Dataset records
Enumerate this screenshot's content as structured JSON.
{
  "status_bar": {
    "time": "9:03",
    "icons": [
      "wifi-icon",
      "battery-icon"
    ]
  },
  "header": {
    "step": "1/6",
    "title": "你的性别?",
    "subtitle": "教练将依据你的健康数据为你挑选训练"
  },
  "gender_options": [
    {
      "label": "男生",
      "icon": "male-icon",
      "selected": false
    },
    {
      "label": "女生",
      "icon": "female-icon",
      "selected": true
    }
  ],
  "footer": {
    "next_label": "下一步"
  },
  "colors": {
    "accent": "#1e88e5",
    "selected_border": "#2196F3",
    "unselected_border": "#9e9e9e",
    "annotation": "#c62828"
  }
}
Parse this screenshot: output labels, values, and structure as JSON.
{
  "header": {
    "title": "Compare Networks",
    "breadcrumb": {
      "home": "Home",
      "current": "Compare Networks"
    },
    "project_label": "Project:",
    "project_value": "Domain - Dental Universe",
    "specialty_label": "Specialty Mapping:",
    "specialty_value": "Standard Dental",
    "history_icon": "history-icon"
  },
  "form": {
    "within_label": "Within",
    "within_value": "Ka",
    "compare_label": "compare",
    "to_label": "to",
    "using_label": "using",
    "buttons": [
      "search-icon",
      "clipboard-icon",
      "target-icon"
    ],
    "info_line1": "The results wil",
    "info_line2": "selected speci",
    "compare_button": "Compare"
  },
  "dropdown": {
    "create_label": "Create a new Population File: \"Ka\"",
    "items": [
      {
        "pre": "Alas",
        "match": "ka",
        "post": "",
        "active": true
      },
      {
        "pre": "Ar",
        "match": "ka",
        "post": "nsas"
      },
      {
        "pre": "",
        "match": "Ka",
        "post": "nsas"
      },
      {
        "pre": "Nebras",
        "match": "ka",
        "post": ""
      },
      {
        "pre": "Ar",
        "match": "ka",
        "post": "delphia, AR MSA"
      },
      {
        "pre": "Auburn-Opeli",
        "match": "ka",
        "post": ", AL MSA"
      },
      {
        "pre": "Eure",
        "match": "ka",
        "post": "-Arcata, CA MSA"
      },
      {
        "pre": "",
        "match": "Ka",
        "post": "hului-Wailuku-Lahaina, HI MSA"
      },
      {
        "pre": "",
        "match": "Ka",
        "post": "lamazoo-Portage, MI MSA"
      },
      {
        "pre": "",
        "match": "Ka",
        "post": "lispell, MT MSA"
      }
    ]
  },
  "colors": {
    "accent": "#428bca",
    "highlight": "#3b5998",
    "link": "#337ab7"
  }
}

• Exercise details: Select all lines in the listing that include the word "Networks".

• Solution to this task:
    "title": "Compare Networks",
      "current": "Compare Networks"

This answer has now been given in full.